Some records
========================================================================
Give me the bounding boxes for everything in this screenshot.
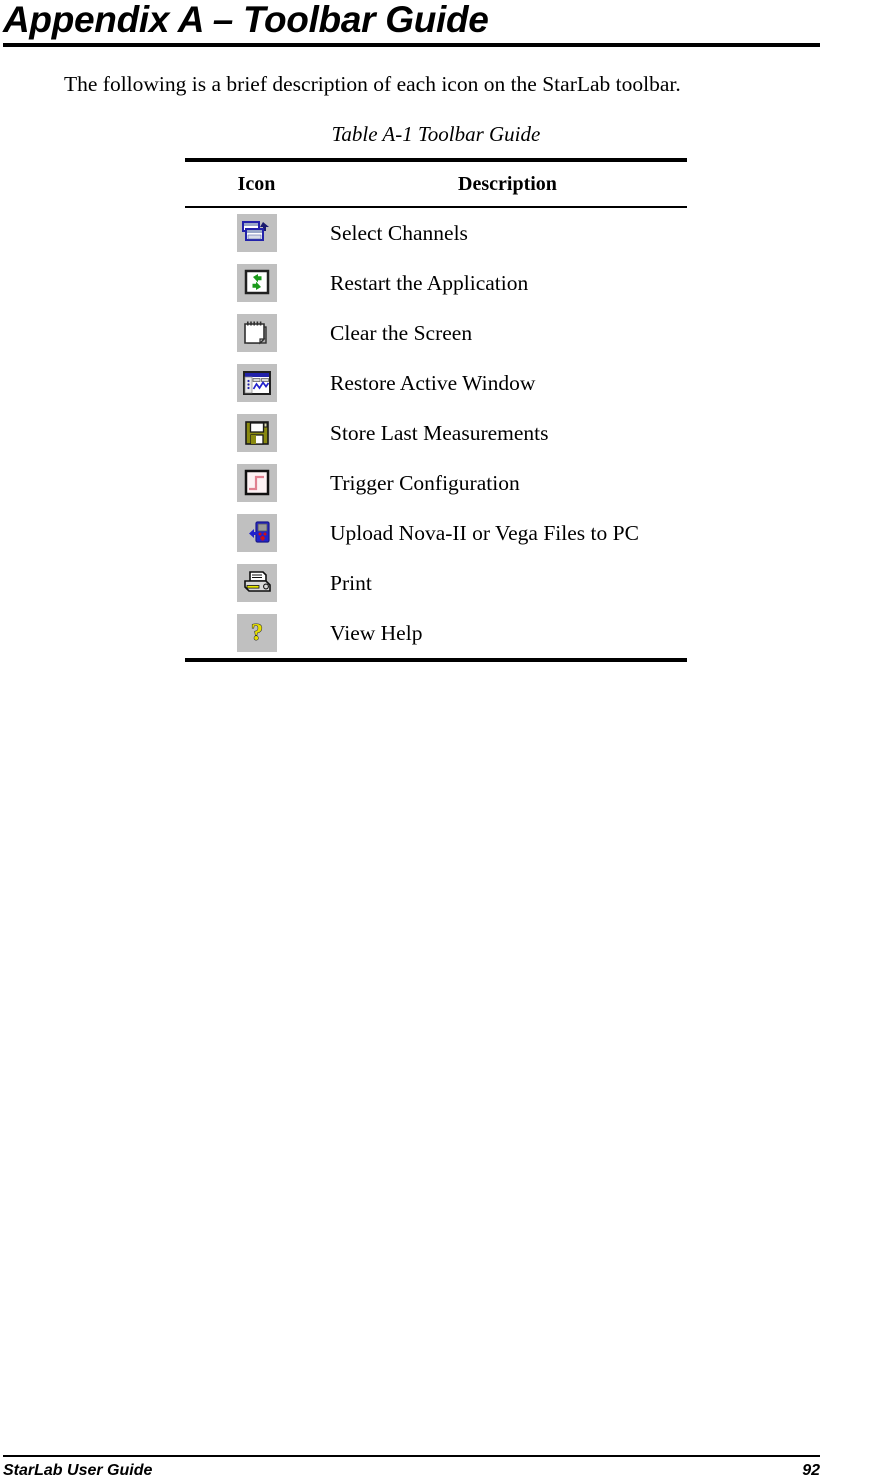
column-header-description: Description <box>458 172 557 195</box>
table-row: Store Last Measurements <box>185 408 687 458</box>
table-row: Upload Nova-II or Vega Files to PC <box>185 508 687 558</box>
row-description: View Help <box>330 621 423 645</box>
table-header-row: Icon Description <box>185 162 687 206</box>
trigger-configuration-icon <box>236 464 277 502</box>
restart-application-icon <box>236 264 277 302</box>
table-row: Restore Active Window <box>185 358 687 408</box>
icon-cell <box>185 214 328 252</box>
svg-text:?: ? <box>251 620 263 646</box>
row-description: Restart the Application <box>330 271 529 295</box>
table-row: ? View Help <box>185 608 687 658</box>
icon-cell <box>185 364 328 402</box>
table-row: Clear the Screen <box>185 308 687 358</box>
clear-screen-icon <box>236 314 277 352</box>
row-description: Store Last Measurements <box>330 421 549 445</box>
print-icon <box>236 564 277 602</box>
row-description: Restore Active Window <box>330 371 536 395</box>
table-row: Select Channels <box>185 208 687 258</box>
table-caption: Table A-1 Toolbar Guide <box>331 122 541 146</box>
row-description: Print <box>330 571 372 595</box>
icon-cell <box>185 414 328 452</box>
row-description: Select Channels <box>330 221 468 245</box>
restore-active-window-icon <box>236 364 277 402</box>
table-row: Print <box>185 558 687 608</box>
view-help-icon: ? <box>236 614 277 652</box>
table-bottom-border <box>185 658 687 662</box>
icon-cell <box>185 264 328 302</box>
footer-guide-name: StarLab User Guide <box>3 1462 153 1478</box>
row-description: Clear the Screen <box>330 321 473 345</box>
footer-page-number: 92 <box>802 1462 820 1478</box>
table-row: Restart the Application <box>185 258 687 308</box>
toolbar-guide-table: Icon Description Select Channels Restart… <box>185 158 687 662</box>
footer-divider <box>3 1455 820 1457</box>
title-divider <box>3 43 820 47</box>
icon-cell <box>185 514 328 552</box>
document-page: Appendix A – Toolbar Guide The following… <box>0 0 873 1478</box>
icon-cell <box>185 314 328 352</box>
icon-cell <box>185 564 328 602</box>
store-last-measurements-icon <box>236 414 277 452</box>
select-channels-icon <box>236 214 277 252</box>
page-title: Appendix A – Toolbar Guide <box>3 0 489 40</box>
icon-cell: ? <box>185 614 328 652</box>
upload-files-to-pc-icon <box>236 514 277 552</box>
row-description: Trigger Configuration <box>330 471 520 495</box>
icon-cell <box>185 464 328 502</box>
column-header-icon: Icon <box>237 172 276 195</box>
table-row: Trigger Configuration <box>185 458 687 508</box>
row-description: Upload Nova-II or Vega Files to PC <box>330 521 639 545</box>
intro-paragraph: The following is a brief description of … <box>64 72 681 96</box>
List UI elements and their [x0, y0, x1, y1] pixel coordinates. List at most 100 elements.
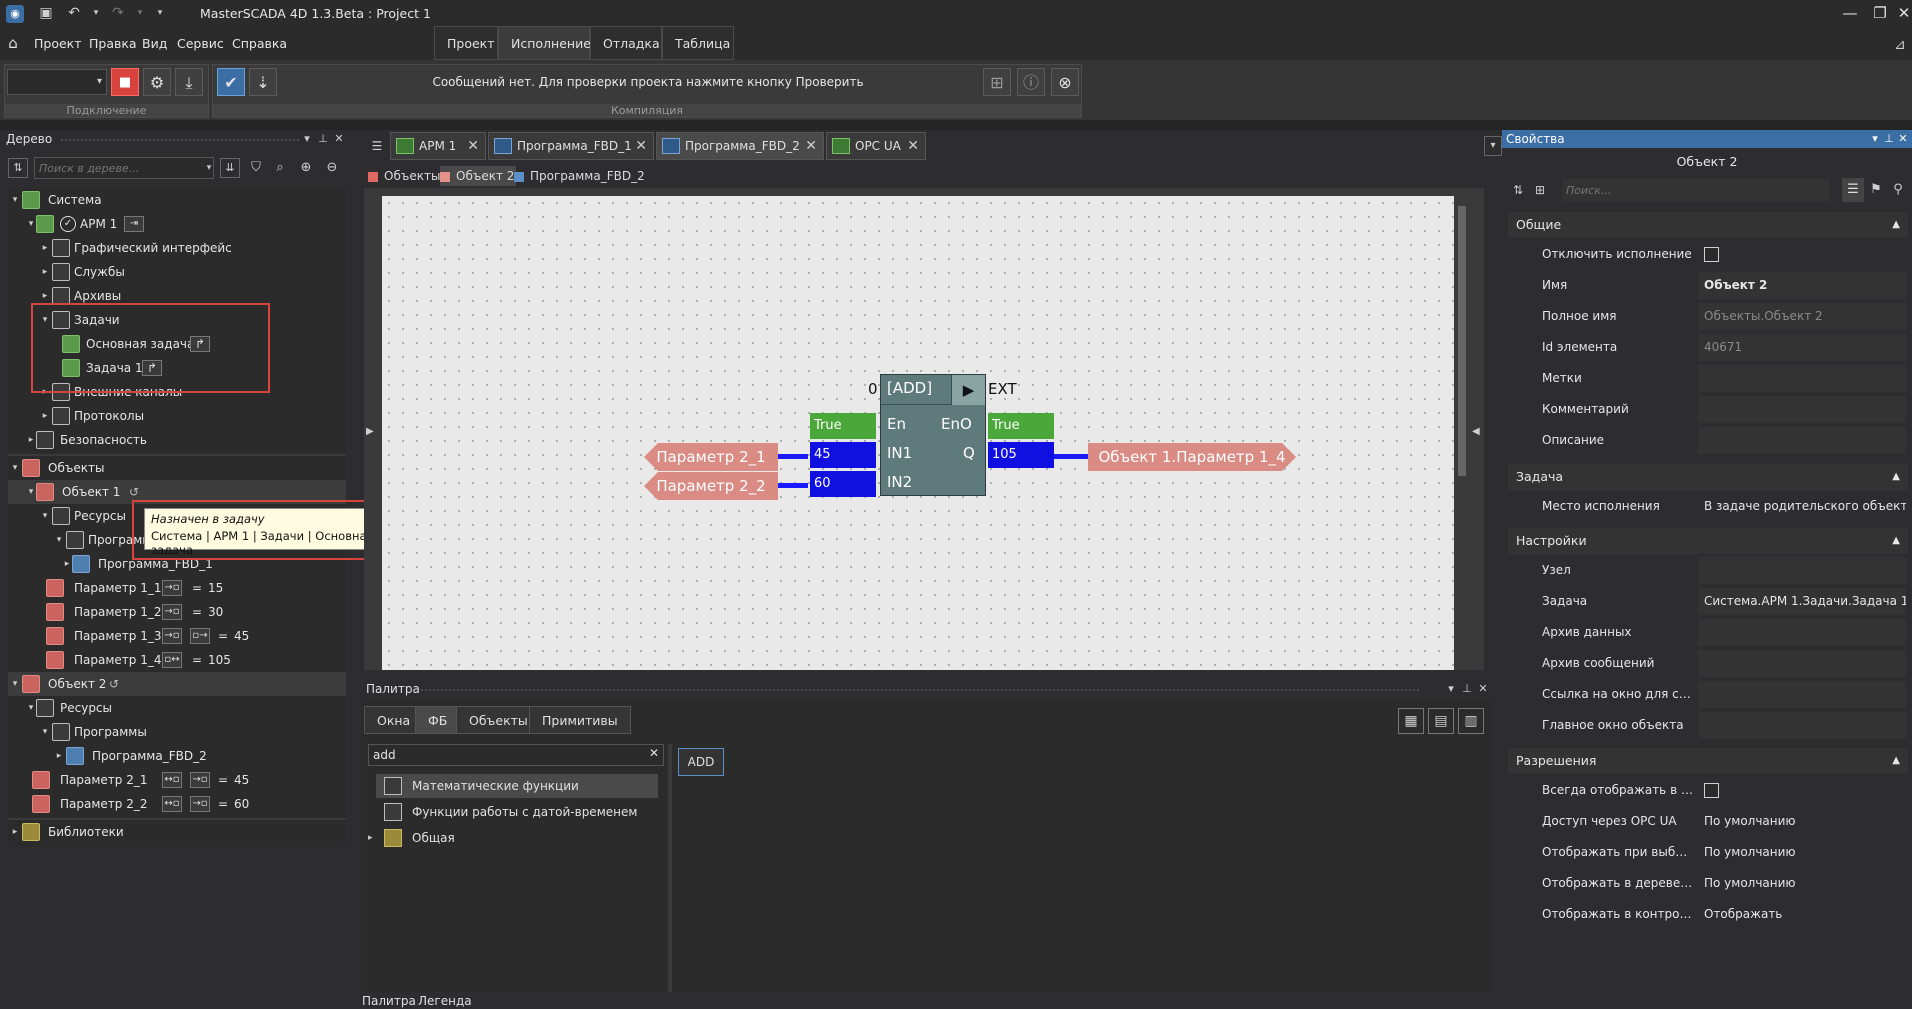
prop-show-in-controls-field[interactable]: Отображать — [1698, 901, 1906, 928]
fbd-canvas[interactable]: Параметр 2_1 Параметр 2_2 True 45 60 [AD… — [382, 196, 1454, 670]
tree-item-programs2[interactable]: ▾ Программы — [8, 720, 346, 744]
task-assigned-icon[interactable]: ↺ — [126, 484, 142, 500]
menu-project[interactable]: Проект — [34, 36, 82, 51]
prop-node-field[interactable] — [1698, 557, 1906, 584]
prop-show-on-select-field[interactable]: По умолчанию — [1698, 839, 1906, 866]
expand-icon[interactable]: ▾ — [40, 308, 50, 332]
prop-opc-access-field[interactable]: По умолчанию — [1698, 808, 1906, 835]
bottom-tab-palette[interactable]: Палитра — [362, 994, 416, 1008]
view-columns-icon[interactable]: ▥ — [1458, 708, 1484, 734]
sort-category-icon[interactable]: ⇅ — [1508, 180, 1528, 200]
expand-icon[interactable]: ▸ — [54, 744, 64, 768]
tree-item-security[interactable]: ▸ Безопасность — [8, 428, 346, 452]
tab-debug[interactable]: Отладка — [590, 26, 662, 60]
side-pin-icon[interactable]: ⊿ — [1890, 32, 1910, 58]
settings-gear-icon[interactable]: ⚙ — [143, 68, 171, 96]
tree-item-object2[interactable]: ▾ Объект 2 ↺ — [8, 672, 346, 696]
filter-icon[interactable]: ⛉ — [246, 158, 266, 178]
doc-tab-arm1[interactable]: АРМ 1 ✕ — [390, 132, 486, 160]
expand-icon[interactable]: ▸ — [40, 380, 50, 404]
prop-tags-field[interactable] — [1698, 365, 1906, 392]
tree-item-main-task[interactable]: Основная задача ↱ — [8, 332, 346, 356]
prop-name-field[interactable]: Объект 2 — [1698, 272, 1906, 299]
redo-icon[interactable]: ↷ — [108, 3, 128, 23]
collapse-right-icon[interactable]: ◀ — [1472, 420, 1482, 444]
input-tag-param-2-1[interactable]: Параметр 2_1 — [644, 443, 778, 471]
tree-item-services[interactable]: ▸ Службы — [8, 260, 346, 284]
section-permissions[interactable]: Разрешения ▲ — [1508, 748, 1908, 774]
prop-task-field[interactable]: Система.АРМ 1.Задачи.Задача 1 — [1698, 588, 1906, 615]
tab-project[interactable]: Проект — [434, 26, 498, 60]
tree-item-param-1-1[interactable]: Параметр 1_1 →▫ = 15 — [8, 576, 346, 600]
palette-tab-primitives[interactable]: Примитивы — [529, 706, 631, 734]
tree-item-protocols[interactable]: ▸ Протоколы — [8, 404, 346, 428]
input-tag-param-2-2[interactable]: Параметр 2_2 — [644, 472, 778, 500]
flag-icon[interactable]: ⚑ — [1866, 178, 1886, 202]
view-list-icon[interactable]: ☰ — [1842, 178, 1864, 202]
expand-icon[interactable]: ▾ — [10, 188, 20, 212]
expand-icon[interactable]: ▾ — [40, 504, 50, 528]
prop-window-link-field[interactable] — [1698, 681, 1906, 708]
tree-item-arm1[interactable]: ▾ ✓ АРМ 1 ⇥ — [8, 212, 346, 236]
expand-icon[interactable]: ▾ — [10, 456, 20, 480]
tree-item-param-2-2[interactable]: Параметр 2_2 ↔▫ →▫ = 60 — [8, 792, 346, 816]
tree-search-dropdown-icon[interactable]: ▾ — [202, 157, 216, 179]
tree-item-system[interactable]: ▾ Система — [8, 188, 346, 212]
breadcrumb-objects[interactable]: Объекты — [368, 166, 440, 186]
tree-item-task1[interactable]: Задача 1 ↱ — [8, 356, 346, 380]
expand-icon[interactable]: ▸ — [62, 552, 72, 576]
breadcrumb-fbd2[interactable]: Программа_FBD_2 — [514, 166, 645, 186]
close-icon[interactable]: ✕ — [907, 133, 919, 159]
tree-item-fbd2[interactable]: ▸ Программа_FBD_2 — [8, 744, 346, 768]
panel-close-icon[interactable]: ✕ — [332, 130, 346, 148]
tree-item-resources2[interactable]: ▾ Ресурсы — [8, 696, 346, 720]
clear-icon[interactable]: ⊗ — [1051, 68, 1079, 96]
sort-alpha-icon[interactable]: ⊞ — [1530, 180, 1550, 200]
expand-icon[interactable]: ▾ — [26, 212, 36, 236]
panel-menu-icon[interactable]: ▾ — [1868, 130, 1882, 148]
prop-message-archive-field[interactable] — [1698, 650, 1906, 677]
minimize-icon[interactable]: — — [1836, 2, 1864, 24]
tree-item-tasks[interactable]: ▾ Задачи — [8, 308, 346, 332]
expand-icon[interactable]: ▸ — [40, 404, 50, 428]
palette-tab-fb[interactable]: ФБ — [415, 706, 461, 734]
download-icon[interactable]: ⤓ — [175, 68, 203, 96]
customize-dropdown-icon[interactable]: ▾ — [150, 3, 170, 23]
close-icon[interactable]: ✕ — [805, 133, 817, 159]
tree-item-param-1-3[interactable]: Параметр 1_3 →▫ ▫→ = 45 — [8, 624, 346, 648]
tabs-dropdown-icon[interactable]: ▾ — [1484, 136, 1502, 156]
close-icon[interactable]: ✕ — [1890, 2, 1912, 24]
collapse-icon[interactable]: ▲ — [1892, 748, 1900, 774]
section-task[interactable]: Задача ▲ — [1508, 464, 1908, 490]
palette-splitter[interactable] — [668, 744, 672, 992]
palette-item-datetime[interactable]: Функции работы с датой-временем — [376, 800, 658, 824]
add-function-block[interactable]: [ADD] ▶ En IN1 IN2 EnO Q — [880, 374, 986, 496]
close-icon[interactable]: ✕ — [635, 133, 647, 159]
info-icon[interactable]: ⓘ — [1017, 68, 1045, 96]
expand-icon[interactable]: ▸ — [10, 820, 20, 844]
prop-description-field[interactable] — [1698, 427, 1906, 454]
canvas-scrollbar[interactable] — [1456, 196, 1468, 670]
breadcrumb-object2[interactable]: Объект 2 — [440, 166, 517, 186]
prop-show-in-tree-field[interactable]: По умолчанию — [1698, 870, 1906, 897]
output-tag-param-1-4[interactable]: Объект 1.Параметр 1_4 — [1088, 443, 1296, 471]
doc-tab-fbd1[interactable]: Программа_FBD_1 ✕ — [488, 132, 654, 160]
tab-table[interactable]: Таблица — [662, 26, 734, 60]
expand-icon[interactable]: ▾ — [54, 528, 64, 552]
tree-item-param-1-4[interactable]: Параметр 1_4 ▫↔ = 105 — [8, 648, 346, 672]
panel-pin-icon[interactable]: ⊥ — [316, 130, 330, 148]
panel-close-icon[interactable]: ✕ — [1896, 130, 1910, 148]
prop-main-window-field[interactable] — [1698, 712, 1906, 739]
block-run-button[interactable]: ▶ — [951, 375, 985, 405]
tree-item-object1[interactable]: ▾ Объект 1 ↺ — [8, 480, 346, 504]
connection-select[interactable]: ▾ — [7, 69, 107, 95]
redirect-icon[interactable]: ↱ — [142, 360, 162, 376]
panel-pin-icon[interactable]: ⊥ — [1882, 130, 1896, 148]
redo-dropdown-icon[interactable]: ▾ — [130, 3, 150, 23]
tree-search-input[interactable] — [34, 157, 214, 179]
collapse-icon[interactable]: ▲ — [1892, 212, 1900, 238]
task-assigned-icon[interactable]: ↺ — [106, 676, 122, 692]
undo-dropdown-icon[interactable]: ▾ — [86, 3, 106, 23]
tab-execution[interactable]: Исполнение — [498, 26, 591, 60]
expand-icon[interactable]: ▸ — [26, 428, 36, 452]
========================================================================
TASK DIRECTIONS:
Format the lines as a numbered list with blank lines omitted, beginning at the line that contains "prop-show-in-controls-field[interactable]: Отображать —" and ending after the line that contains "tab-debug[interactable]: Отладка —".

RESPONSE BELOW:
1. prop-show-in-controls-field[interactable]: Отображать — [1698, 901, 1906, 928]
2. fbd-canvas[interactable]: Параметр 2_1 Параметр 2_2 True 45 60 [AD… — [382, 196, 1454, 670]
3. tree-item-programs2[interactable]: ▾ Программы — [8, 720, 346, 744]
4. task-assigned-icon[interactable]: ↺ — [126, 484, 142, 500]
5. menu-project[interactable]: Проект — [34, 36, 82, 51]
6. prop-node-field[interactable] — [1698, 557, 1906, 584]
7. prop-show-on-select-field[interactable]: По умолчанию — [1698, 839, 1906, 866]
8. expand-icon[interactable]: ▾ — [40, 308, 50, 332]
9. prop-opc-access-field[interactable]: По умолчанию — [1698, 808, 1906, 835]
10. bottom-tab-palette[interactable]: Палитра — [362, 994, 416, 1008]
11. view-columns-icon[interactable]: ▥ — [1458, 708, 1484, 734]
12. sort-category-icon[interactable]: ⇅ — [1508, 180, 1528, 200]
13. expand-icon[interactable]: ▸ — [54, 744, 64, 768]
14. tree-item-security[interactable]: ▸ Безопасность — [8, 428, 346, 452]
15. tab-debug[interactable]: Отладка — [590, 26, 662, 60]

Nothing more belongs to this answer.